● Problem description:
Reproduce every line of the listing below exactly.
┌────────
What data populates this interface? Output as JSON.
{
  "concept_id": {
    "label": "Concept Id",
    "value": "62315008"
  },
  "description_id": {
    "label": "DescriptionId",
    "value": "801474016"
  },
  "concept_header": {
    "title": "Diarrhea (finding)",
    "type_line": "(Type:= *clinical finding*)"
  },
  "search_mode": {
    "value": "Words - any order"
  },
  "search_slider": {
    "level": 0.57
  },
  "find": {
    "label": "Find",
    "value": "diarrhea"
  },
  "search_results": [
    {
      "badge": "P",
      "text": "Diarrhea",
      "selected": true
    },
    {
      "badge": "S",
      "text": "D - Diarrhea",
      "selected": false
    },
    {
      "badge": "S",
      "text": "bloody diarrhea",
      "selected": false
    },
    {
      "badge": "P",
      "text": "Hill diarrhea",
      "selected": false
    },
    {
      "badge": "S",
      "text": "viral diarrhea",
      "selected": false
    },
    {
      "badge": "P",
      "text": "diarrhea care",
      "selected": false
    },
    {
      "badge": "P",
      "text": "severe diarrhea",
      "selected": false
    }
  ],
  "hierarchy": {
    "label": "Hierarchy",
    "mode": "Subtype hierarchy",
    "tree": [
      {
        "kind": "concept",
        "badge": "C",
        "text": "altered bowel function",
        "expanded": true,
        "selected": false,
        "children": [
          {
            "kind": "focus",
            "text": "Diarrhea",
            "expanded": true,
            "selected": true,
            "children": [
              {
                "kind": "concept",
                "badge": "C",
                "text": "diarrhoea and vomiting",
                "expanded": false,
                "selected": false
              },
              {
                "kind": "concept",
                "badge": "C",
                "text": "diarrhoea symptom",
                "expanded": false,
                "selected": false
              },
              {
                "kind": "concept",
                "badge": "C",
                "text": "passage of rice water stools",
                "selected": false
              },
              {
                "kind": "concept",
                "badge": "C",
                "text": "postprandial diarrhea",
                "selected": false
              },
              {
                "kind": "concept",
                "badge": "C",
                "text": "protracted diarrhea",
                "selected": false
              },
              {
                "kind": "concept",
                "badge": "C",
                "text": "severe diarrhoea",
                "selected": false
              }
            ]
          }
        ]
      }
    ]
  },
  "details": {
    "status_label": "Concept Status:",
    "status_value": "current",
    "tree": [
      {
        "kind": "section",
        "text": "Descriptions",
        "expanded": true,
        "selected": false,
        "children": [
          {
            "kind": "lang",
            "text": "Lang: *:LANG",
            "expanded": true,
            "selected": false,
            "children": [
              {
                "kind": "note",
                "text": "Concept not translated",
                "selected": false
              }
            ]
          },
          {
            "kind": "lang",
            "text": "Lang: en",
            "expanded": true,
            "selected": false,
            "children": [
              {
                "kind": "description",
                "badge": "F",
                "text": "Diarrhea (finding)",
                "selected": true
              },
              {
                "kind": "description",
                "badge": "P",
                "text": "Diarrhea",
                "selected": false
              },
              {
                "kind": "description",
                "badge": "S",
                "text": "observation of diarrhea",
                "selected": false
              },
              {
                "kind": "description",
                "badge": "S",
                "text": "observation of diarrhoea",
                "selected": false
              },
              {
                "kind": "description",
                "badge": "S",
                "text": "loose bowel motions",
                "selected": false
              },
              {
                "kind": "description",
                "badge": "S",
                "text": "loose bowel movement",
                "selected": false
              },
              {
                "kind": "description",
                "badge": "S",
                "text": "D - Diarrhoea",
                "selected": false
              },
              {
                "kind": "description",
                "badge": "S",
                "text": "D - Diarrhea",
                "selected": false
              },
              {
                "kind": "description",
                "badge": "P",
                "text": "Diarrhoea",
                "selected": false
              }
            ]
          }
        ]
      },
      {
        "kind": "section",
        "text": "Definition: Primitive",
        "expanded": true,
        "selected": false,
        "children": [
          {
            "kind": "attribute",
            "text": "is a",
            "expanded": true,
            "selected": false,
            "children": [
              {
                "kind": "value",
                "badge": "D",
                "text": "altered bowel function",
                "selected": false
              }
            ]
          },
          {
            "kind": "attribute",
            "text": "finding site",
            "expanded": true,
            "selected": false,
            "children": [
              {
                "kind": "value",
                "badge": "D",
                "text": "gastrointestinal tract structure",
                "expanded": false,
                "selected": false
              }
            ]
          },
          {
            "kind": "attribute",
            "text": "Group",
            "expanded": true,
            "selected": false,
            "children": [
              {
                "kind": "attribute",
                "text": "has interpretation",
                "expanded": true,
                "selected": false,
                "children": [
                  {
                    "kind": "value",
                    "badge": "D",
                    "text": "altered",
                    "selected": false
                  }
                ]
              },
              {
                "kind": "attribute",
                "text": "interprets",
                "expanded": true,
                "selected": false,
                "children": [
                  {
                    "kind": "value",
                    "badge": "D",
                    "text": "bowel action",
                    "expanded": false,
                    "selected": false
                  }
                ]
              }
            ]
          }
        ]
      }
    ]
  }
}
└────────
● Exercise answer:
What data populates this interface? Output as JSON.
{
  "concept_id": {
    "label": "Concept Id",
    "value": "62315008"
  },
  "description_id": {
    "label": "DescriptionId",
    "value": "801474016"
  },
  "concept_header": {
    "title": "Diarrhea (finding)",
    "type_line": "(Type:= *clinical finding*)"
  },
  "search_mode": {
    "value": "Words - any order"
  },
  "search_slider": {
    "level": 0.57
  },
  "find": {
    "label": "Find",
    "value": "diarrhea"
  },
  "search_results": [
    {
      "badge": "P",
      "text": "Diarrhea",
      "selected": true
    },
    {
      "badge": "S",
      "text": "D - Diarrhea",
      "selected": false
    },
    {
      "badge": "S",
      "text": "bloody diarrhea",
      "selected": false
    },
    {
      "badge": "P",
      "text": "Hill diarrhea",
      "selected": false
    },
    {
      "badge": "S",
      "text": "viral diarrhea",
      "selected": false
    },
    {
      "badge": "P",
      "text": "diarrhea care",
      "selected": false
    },
    {
      "badge": "P",
      "text": "severe diarrhea",
      "selected": false
    }
  ],
  "hierarchy": {
    "label": "Hierarchy",
    "mode": "Subtype hierarchy",
    "tree": [
      {
        "kind": "concept",
        "badge": "C",
        "text": "altered bowel function",
        "expanded": true,
        "selected": false,
        "children": [
          {
            "kind": "focus",
            "text": "Diarrhea",
            "expanded": true,
            "selected": true,
            "children": [
              {
                "kind": "concept",
                "badge": "C",
                "text": "diarrhoea and vomiting",
                "expanded": false,
                "selected": false
              },
              {
                "kind": "concept",
                "badge": "C",
                "text": "diarrhoea symptom",
                "expanded": false,
                "selected": false
              },
              {
                "kind": "concept",
                "badge": "C",
                "text": "passage of rice water stools",
                "selected": false
              },
              {
                "kind": "concept",
                "badge": "C",
                "text": "postprandial diarrhea",
                "selected": false
              },
              {
                "kind": "concept",
                "badge": "C",
                "text": "protracted diarrhea",
                "selected": false
              },
              {
                "kind": "concept",
                "badge": "C",
                "text": "severe diarrhoea",
                "selected": false
              }
            ]
          }
        ]
      }
    ]
  },
  "details": {
    "status_label": "Concept Status:",
    "status_value": "current",
    "tree": [
      {
        "kind": "section",
        "text": "Descriptions",
        "expanded": true,
        "selected": false,
        "children": [
          {
            "kind": "lang",
            "text": "Lang: *:LANG",
            "expanded": true,
            "selected": false,
            "children": [
              {
                "kind": "note",
                "text": "Concept not translated",
                "selected": false
              }
            ]
          },
          {
            "kind": "lang",
            "text": "Lang: en",
            "expanded": true,
            "selected": false,
            "children": [
              {
                "kind": "description",
                "badge": "F",
                "text": "Diarrhea (finding)",
                "selected": true
              },
              {
                "kind": "description",
                "badge": "P",
                "text": "Diarrhea",
                "selected": false
              },
              {
                "kind": "description",
                "badge": "S",
                "text": "observation of diarrhea",
                "selected": false
              },
              {
                "kind": "description",
                "badge": "S",
                "text": "observation of diarrhoea",
                "selected": false
              },
              {
                "kind": "description",
                "badge": "S",
                "text": "loose bowel motions",
                "selected": false
              },
              {
                "kind": "description",
                "badge": "S",
                "text": "loose bowel movement",
                "selected": false
              },
              {
                "kind": "description",
                "badge": "S",
                "text": "D - Diarrhoea",
                "selected": false
              },
              {
                "kind": "description",
                "badge": "S",
                "text": "D - Diarrhea",
                "selected": false
              },
              {
                "kind": "description",
                "badge": "P",
                "text": "Diarrhoea",
                "selected": false
              }
            ]
          }
        ]
      },
      {
        "kind": "section",
        "text": "Definition: Primitive",
        "expanded": true,
        "selected": false,
        "children": [
          {
            "kind": "attribute",
            "text": "is a",
            "expanded": true,
            "selected": false,
            "children": [
              {
                "kind": "value",
                "badge": "D",
                "text": "altered bowel function",
                "selected": false
              }
            ]
          },
          {
            "kind": "attribute",
            "text": "finding site",
            "expanded": true,
            "selected": false,
            "children": [
              {
                "kind": "value",
                "badge": "D",
                "text": "gastrointestinal tract structure",
                "expanded": false,
                "selected": false
              }
            ]
          },
          {
            "kind": "attribute",
            "text": "Group",
            "expanded": true,
            "selected": false,
            "children": [
              {
                "kind": "attribute",
                "text": "has interpretation",
                "expanded": true,
                "selected": false,
                "children": [
                  {
                    "kind": "value",
                    "badge": "D",
                    "text": "altered",
                    "selected": false
                  }
                ]
              },
              {
                "kind": "attribute",
                "text": "interprets",
                "expanded": true,
                "selected": false,
                "children": [
                  {
                    "kind": "value",
                    "badge": "D",
                    "text": "bowel action",
                    "expanded": false,
                    "selected": false
                  }
                ]
              }
            ]
          }
        ]
      }
    ]
  }
}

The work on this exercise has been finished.